Directions = Pick out every line in the data below that holds "дискеты".

Data excerpts =
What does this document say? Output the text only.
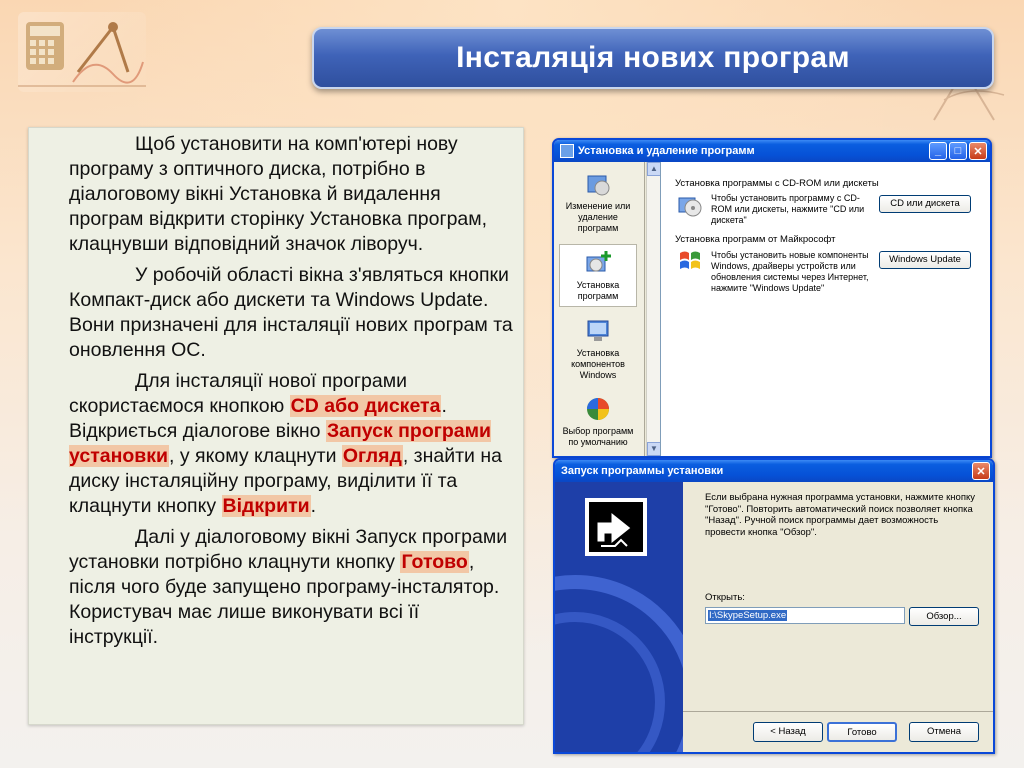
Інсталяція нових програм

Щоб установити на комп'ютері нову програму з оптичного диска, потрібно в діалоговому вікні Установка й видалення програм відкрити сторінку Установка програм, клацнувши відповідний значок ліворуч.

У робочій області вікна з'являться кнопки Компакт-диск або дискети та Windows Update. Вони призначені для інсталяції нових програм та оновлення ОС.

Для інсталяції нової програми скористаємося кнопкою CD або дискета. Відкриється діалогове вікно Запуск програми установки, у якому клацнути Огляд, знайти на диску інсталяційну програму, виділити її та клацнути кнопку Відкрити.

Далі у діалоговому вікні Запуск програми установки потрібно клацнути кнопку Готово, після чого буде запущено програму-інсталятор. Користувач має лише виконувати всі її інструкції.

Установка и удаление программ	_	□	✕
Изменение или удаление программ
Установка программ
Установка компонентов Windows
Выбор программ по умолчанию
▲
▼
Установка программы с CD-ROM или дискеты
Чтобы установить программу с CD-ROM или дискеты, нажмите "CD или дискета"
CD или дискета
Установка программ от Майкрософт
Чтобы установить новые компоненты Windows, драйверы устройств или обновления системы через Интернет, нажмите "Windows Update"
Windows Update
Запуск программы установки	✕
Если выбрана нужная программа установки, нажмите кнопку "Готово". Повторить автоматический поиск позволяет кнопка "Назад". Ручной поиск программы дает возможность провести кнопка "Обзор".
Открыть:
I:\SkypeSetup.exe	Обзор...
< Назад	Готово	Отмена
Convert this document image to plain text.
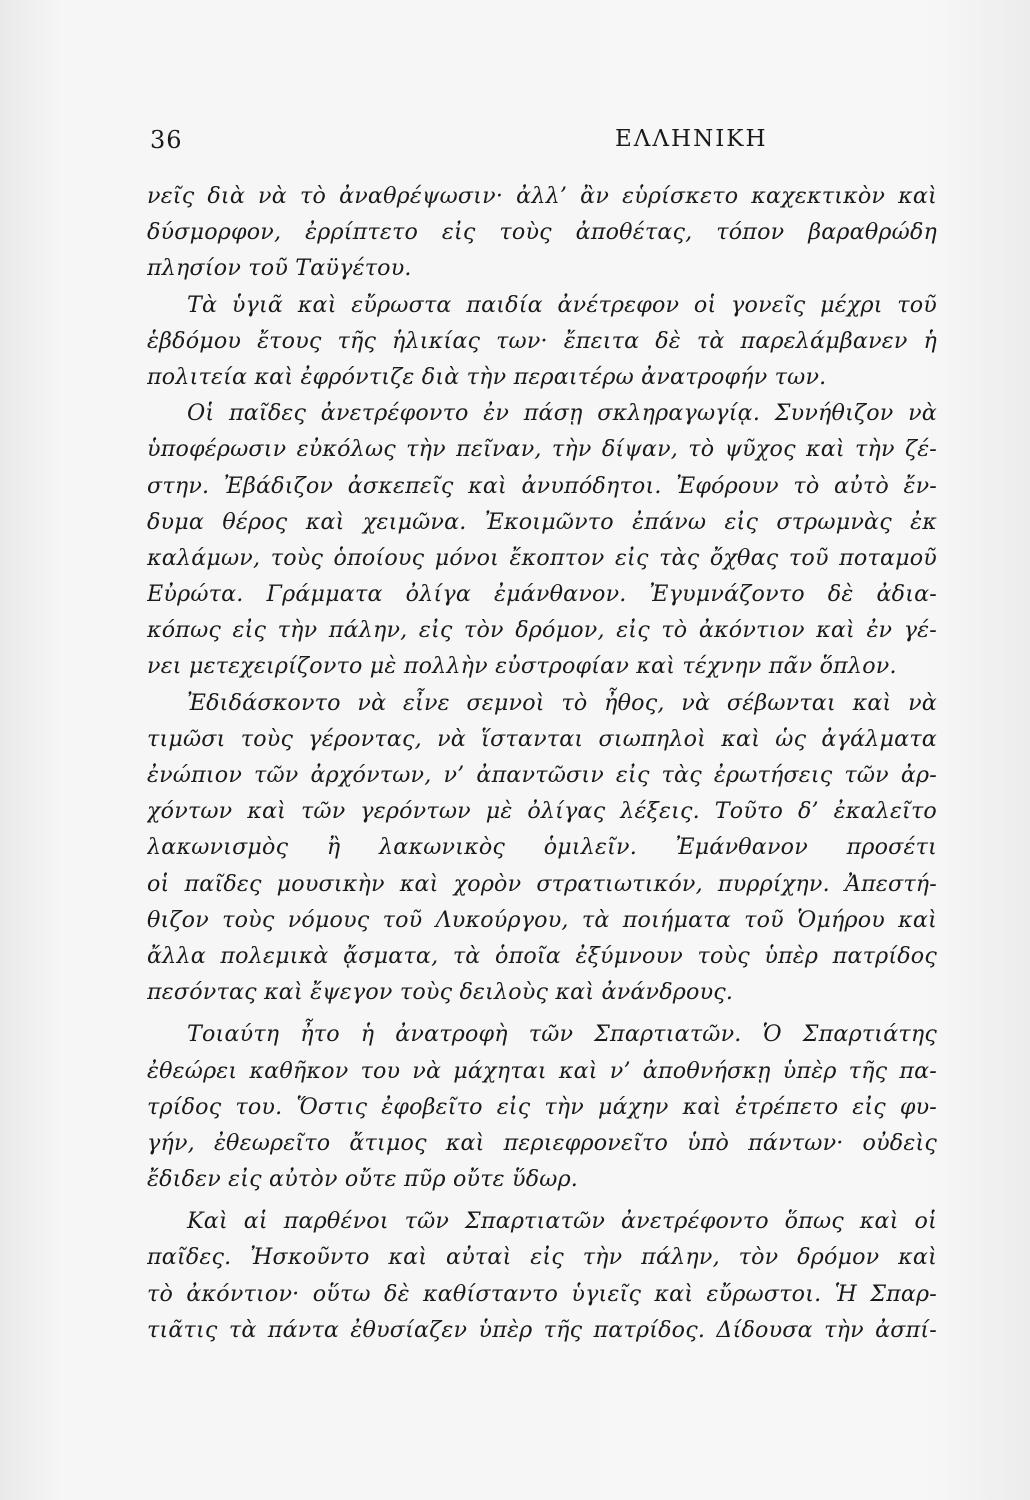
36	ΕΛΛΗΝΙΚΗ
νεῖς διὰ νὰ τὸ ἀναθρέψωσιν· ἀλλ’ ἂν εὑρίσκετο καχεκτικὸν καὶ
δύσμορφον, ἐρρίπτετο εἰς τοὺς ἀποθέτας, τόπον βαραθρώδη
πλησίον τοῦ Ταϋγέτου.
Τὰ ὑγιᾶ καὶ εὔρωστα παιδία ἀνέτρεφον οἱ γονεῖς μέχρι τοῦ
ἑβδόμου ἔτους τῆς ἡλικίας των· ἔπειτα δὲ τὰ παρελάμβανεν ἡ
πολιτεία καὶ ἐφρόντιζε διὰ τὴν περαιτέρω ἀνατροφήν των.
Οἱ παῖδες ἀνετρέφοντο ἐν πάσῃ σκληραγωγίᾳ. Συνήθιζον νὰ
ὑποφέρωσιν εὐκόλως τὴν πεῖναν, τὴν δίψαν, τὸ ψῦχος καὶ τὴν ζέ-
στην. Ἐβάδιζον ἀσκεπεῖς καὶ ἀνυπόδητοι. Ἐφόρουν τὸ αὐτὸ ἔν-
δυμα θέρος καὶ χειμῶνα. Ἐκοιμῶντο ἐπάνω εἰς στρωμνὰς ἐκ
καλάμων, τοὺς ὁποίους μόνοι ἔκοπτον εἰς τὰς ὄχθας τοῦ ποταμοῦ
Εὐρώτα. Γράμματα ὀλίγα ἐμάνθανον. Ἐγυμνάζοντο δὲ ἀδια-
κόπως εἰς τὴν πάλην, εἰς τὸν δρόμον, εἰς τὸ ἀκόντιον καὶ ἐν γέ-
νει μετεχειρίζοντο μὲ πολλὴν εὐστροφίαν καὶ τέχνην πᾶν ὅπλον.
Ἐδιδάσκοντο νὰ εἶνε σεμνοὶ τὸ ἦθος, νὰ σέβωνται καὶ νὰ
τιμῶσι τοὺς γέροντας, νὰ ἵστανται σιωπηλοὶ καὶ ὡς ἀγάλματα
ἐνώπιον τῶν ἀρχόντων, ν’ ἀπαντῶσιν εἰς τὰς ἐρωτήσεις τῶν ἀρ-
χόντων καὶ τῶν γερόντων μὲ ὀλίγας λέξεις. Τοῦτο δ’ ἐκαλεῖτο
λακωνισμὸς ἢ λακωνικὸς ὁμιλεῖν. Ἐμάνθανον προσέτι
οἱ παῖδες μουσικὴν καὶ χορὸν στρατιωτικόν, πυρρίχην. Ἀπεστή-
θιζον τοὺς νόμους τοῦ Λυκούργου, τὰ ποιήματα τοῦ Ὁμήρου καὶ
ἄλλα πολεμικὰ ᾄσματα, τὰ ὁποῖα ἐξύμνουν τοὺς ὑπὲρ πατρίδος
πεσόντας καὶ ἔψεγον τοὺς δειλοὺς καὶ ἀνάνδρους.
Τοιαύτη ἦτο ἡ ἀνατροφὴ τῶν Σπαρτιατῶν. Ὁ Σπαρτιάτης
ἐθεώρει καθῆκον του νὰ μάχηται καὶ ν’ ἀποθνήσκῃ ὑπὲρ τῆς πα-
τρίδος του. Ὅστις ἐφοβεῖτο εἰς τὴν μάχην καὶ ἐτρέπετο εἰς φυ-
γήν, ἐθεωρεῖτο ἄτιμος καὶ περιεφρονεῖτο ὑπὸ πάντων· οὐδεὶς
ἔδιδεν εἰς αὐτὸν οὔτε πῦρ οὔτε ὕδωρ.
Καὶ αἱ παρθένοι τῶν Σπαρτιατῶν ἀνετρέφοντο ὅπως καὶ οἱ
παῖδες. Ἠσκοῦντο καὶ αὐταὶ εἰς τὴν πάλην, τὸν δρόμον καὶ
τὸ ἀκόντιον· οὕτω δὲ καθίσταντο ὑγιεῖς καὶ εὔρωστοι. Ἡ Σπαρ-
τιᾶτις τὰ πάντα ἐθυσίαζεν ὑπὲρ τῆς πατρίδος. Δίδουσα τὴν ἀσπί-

---

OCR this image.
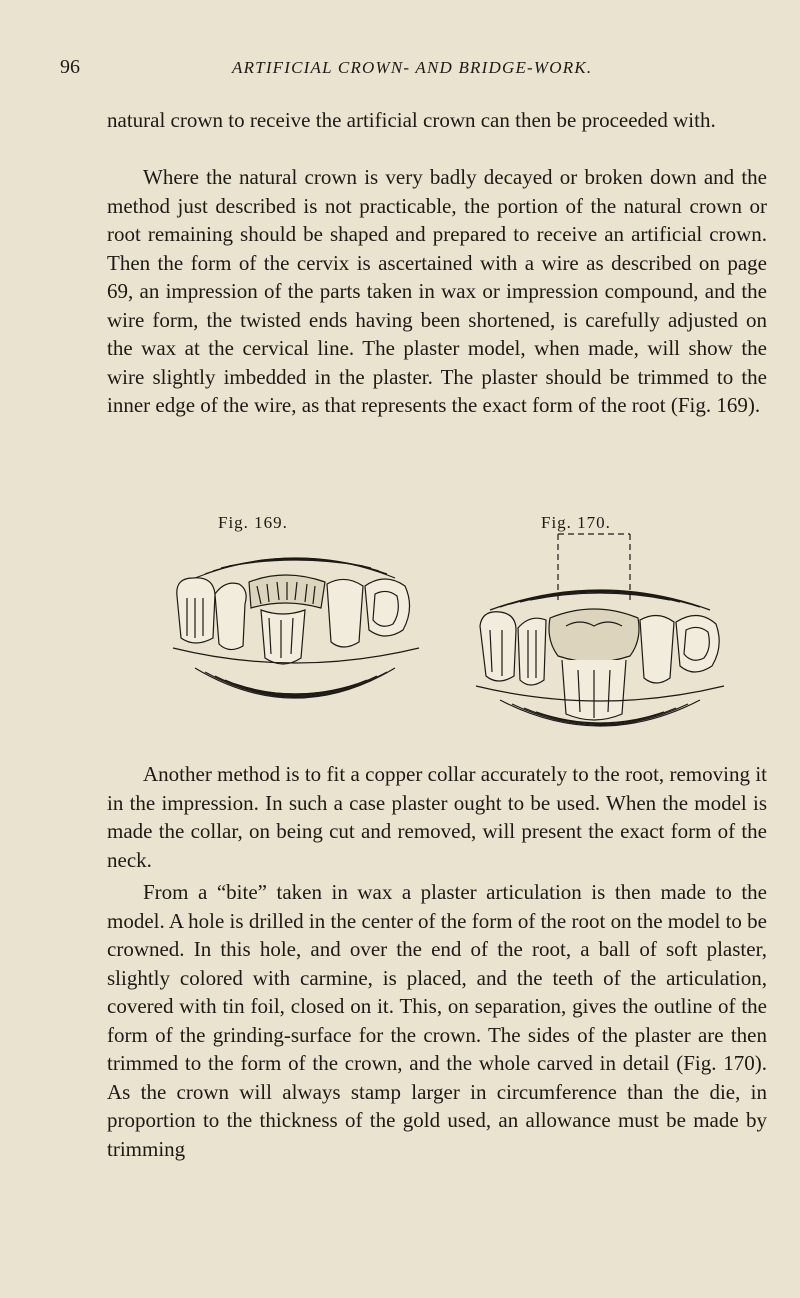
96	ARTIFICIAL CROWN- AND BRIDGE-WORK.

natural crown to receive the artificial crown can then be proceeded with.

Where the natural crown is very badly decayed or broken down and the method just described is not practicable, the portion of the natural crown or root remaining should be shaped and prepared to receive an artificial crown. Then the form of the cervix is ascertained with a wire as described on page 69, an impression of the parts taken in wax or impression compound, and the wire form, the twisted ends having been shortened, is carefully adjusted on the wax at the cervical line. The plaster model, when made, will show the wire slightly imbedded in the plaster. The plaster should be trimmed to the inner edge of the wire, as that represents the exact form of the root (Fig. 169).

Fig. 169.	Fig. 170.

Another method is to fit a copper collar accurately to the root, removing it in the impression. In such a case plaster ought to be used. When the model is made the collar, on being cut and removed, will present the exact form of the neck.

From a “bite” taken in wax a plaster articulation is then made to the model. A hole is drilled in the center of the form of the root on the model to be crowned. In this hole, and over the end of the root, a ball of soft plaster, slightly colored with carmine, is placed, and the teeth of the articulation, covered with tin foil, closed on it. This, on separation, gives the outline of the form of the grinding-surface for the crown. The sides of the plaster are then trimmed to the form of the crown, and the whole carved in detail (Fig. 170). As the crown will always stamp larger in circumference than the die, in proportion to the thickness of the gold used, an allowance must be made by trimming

Output for this task =
Установка программы с CD-ROM или дискеты
Чтобы установить программу с CD-ROM или дискеты, нажмите "CD или дискета"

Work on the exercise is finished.